[start EXCERPTED RECORDS]

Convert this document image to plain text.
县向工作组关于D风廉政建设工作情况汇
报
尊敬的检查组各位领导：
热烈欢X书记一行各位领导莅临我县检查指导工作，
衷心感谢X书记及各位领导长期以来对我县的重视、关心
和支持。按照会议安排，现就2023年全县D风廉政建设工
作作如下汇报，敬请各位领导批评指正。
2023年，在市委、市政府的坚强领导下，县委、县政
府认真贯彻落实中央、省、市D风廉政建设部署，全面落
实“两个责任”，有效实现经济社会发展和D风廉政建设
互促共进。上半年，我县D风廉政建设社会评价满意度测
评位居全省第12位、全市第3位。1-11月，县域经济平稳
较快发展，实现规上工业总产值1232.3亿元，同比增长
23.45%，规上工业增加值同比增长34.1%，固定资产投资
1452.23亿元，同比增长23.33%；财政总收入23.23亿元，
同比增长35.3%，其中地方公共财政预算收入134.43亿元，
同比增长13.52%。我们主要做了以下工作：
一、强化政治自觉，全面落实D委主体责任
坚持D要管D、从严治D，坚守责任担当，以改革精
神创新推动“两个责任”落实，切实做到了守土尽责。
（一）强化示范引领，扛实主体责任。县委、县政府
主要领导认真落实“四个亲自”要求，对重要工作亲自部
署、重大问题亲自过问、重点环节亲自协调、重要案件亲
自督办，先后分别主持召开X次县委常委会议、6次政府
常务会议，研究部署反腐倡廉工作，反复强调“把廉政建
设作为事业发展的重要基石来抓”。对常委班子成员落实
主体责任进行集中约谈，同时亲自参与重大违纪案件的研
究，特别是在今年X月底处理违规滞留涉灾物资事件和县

[end EXCERPTED RECORDS]

Generate an exact reproduction of all entries.

Convert this document image to plain text.
县向工作组关于D风廉政建设工作情况汇
报
尊敬的检查组各位领导：
热烈欢X书记一行各位领导莅临我县检查指导工作，
衷心感谢X书记及各位领导长期以来对我县的重视、关心
和支持。按照会议安排，现就2023年全县D风廉政建设工
作作如下汇报，敬请各位领导批评指正。
2023年，在市委、市政府的坚强领导下，县委、县政
府认真贯彻落实中央、省、市D风廉政建设部署，全面落
实“两个责任”，有效实现经济社会发展和D风廉政建设
互促共进。上半年，我县D风廉政建设社会评价满意度测
评位居全省第12位、全市第3位。1-11月，县域经济平稳
较快发展，实现规上工业总产值1232.3亿元，同比增长
23.45%，规上工业增加值同比增长34.1%，固定资产投资
1452.23亿元，同比增长23.33%；财政总收入23.23亿元，
同比增长35.3%，其中地方公共财政预算收入134.43亿元，
同比增长13.52%。我们主要做了以下工作：
一、强化政治自觉，全面落实D委主体责任
坚持D要管D、从严治D，坚守责任担当，以改革精
神创新推动“两个责任”落实，切实做到了守土尽责。
（一）强化示范引领，扛实主体责任。县委、县政府
主要领导认真落实“四个亲自”要求，对重要工作亲自部
署、重大问题亲自过问、重点环节亲自协调、重要案件亲
自督办，先后分别主持召开X次县委常委会议、6次政府
常务会议，研究部署反腐倡廉工作，反复强调“把廉政建
设作为事业发展的重要基石来抓”。对常委班子成员落实
主体责任进行集中约谈，同时亲自参与重大违纪案件的研
究，特别是在今年X月底处理违规滞留涉灾物资事件和县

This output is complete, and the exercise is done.